- [Text excerpt]
We're sitting down at one of the tables in the Swinburne auditorium, waiting for the start of the Kuching League. Justin and Sophia are cuddled together at a seat in front of us, Paul is looking at the other teams, Ashik walks around asking "So where's the free breakfast?"
I'm a little jittery. I've been brought in as a 'guest debater', as Mdm Christina puts it, and I'm debating as first speaker - something I've only done four or five times to epic failure. I remind myself that National Judo tournaments are far scarier than any debate league. Paul applies for a name change for our team, because I'm not a Swinburne student. We reject Team Jihad, laugh off Ashik's Team Al Qaeda, consider Team Gemilang and finally settle on Sungai Sarawak. All the other teams are busy opening metafiles and looking through motion notes and they huddle in small groups all over the floor; I pass by an IPBL team and hear one of their lecturers explaining the mechanics of hydroelectricity to them and feel a little strange, considering that both Swin teams are sitting around and talking about food, and I know from experience that such knowledge is almost useless in debate.
We wait. A couple of minutes later Choulyin goes up on stage and briefs us on the rules of the debate tournament, and it's remarkably similar to the other debate tournie I'm painfully preparing my teams for (ie: the Swinburne high school tournament) with the 3 motion system and the uber-air-conditioned rooms and the wall-to-wall vomit coloured carpet and the black shirted runners with little signs who lead you to your rooms and demand that you hand over your handphones to keep in large white and yellow Swinburne paper envelopes. And there's this little spike of deja vu as we copy our lineups and our first motions; and as my team sits on the steps between floors 2 and 3 to prepare I remember St Thomas and my first debate and a small lump forms in my throat.
But that doesn't last. The Kuching League gives all teams 15 minutes to prepare for a motion we've never seen before, and Paul and I quickly work out a prep system. 2 minutes of silence while we marshal our thoughts, 8 minutes of chaos as we outline the problem, pre-empt the other team, consider and then discard possible arguments, create a policy, let Ashik eat fries and hammer a case together. We do this very quickly - and looking back at it now I realize how much trust we have to place in each other: when Paul suggests something that I say won't work, he accepts it and moves to an alternative within the space of seconds.
The first motion is THW pay morbidly obese people to lose weight. We are against three very nice young gentlemen from IPBL A, who joke with us about the no-handphone envelope when we enter the room. We are opposition and our case is simple: we support the need for Government intervention in cases involving morbidly obese people, but we question the ethics of using a monetary incentive. Paul is extraordinarily witty and he opens one of his points with "the fat become fatter"; Ashik, however, closes his speech with profanity.

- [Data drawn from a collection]

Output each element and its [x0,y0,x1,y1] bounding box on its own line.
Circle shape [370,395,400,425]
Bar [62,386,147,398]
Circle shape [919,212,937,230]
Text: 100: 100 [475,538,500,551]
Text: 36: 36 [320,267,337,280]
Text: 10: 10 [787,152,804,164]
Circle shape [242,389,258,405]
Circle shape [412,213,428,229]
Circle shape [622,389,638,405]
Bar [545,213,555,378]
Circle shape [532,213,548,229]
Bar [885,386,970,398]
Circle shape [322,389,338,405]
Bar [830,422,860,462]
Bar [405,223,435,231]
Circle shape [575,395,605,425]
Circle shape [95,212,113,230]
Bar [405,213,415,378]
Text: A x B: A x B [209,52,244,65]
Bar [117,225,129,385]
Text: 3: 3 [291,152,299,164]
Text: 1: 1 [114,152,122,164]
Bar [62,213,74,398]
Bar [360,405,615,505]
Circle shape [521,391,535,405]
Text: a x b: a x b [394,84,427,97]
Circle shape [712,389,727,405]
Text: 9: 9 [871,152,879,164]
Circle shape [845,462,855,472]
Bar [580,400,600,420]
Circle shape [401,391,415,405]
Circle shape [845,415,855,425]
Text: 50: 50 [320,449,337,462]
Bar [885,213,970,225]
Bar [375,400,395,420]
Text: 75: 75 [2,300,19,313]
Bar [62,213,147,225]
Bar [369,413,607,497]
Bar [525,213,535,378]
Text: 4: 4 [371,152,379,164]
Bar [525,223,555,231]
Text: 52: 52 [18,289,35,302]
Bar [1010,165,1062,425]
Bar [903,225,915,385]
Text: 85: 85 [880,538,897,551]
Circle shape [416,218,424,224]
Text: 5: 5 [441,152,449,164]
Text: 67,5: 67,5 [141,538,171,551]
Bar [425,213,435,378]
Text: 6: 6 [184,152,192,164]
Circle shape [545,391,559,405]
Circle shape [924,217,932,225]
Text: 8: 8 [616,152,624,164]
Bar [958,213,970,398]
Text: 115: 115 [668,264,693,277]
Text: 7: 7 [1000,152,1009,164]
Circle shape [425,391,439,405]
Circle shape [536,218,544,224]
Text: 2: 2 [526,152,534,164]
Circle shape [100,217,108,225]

- [Aim of the exercise] Could you carry on the account of the Kuching League debate tournament from the point where it stops? This data comes from a separate source.

- [Task output]
We win the first round with a huge point difference.
The second round pits us against INTI 2, on the bloody long motion THBT sporting bodies should penalize teams when their players commit criminal acts off the field. We are government, which worries me incessantly - I'm a third speaker by training and I do best when I open with rebuttal. Being gov means that I've to open up the whole debate on my own - something I attempted to do in Form 4, failed, and immediately got switched to 3rd because Cikgu Orlnda thought I handled my POIs quite-nicely-thank-you-very-much and wondered if I'd be good doing rebuttals as a full time thing (she was right). But anyway. I take the floor and frame the debate as value-judgement, and I keep 'sporting bodies' broad (no specific sports) and 'penalize' narrow (no suspension, just fines and point deductions) which turns out to be right thing to do. The opposition doesn't understand what we're getting at, shoots blanks for most of the debate, and scores us another decent win.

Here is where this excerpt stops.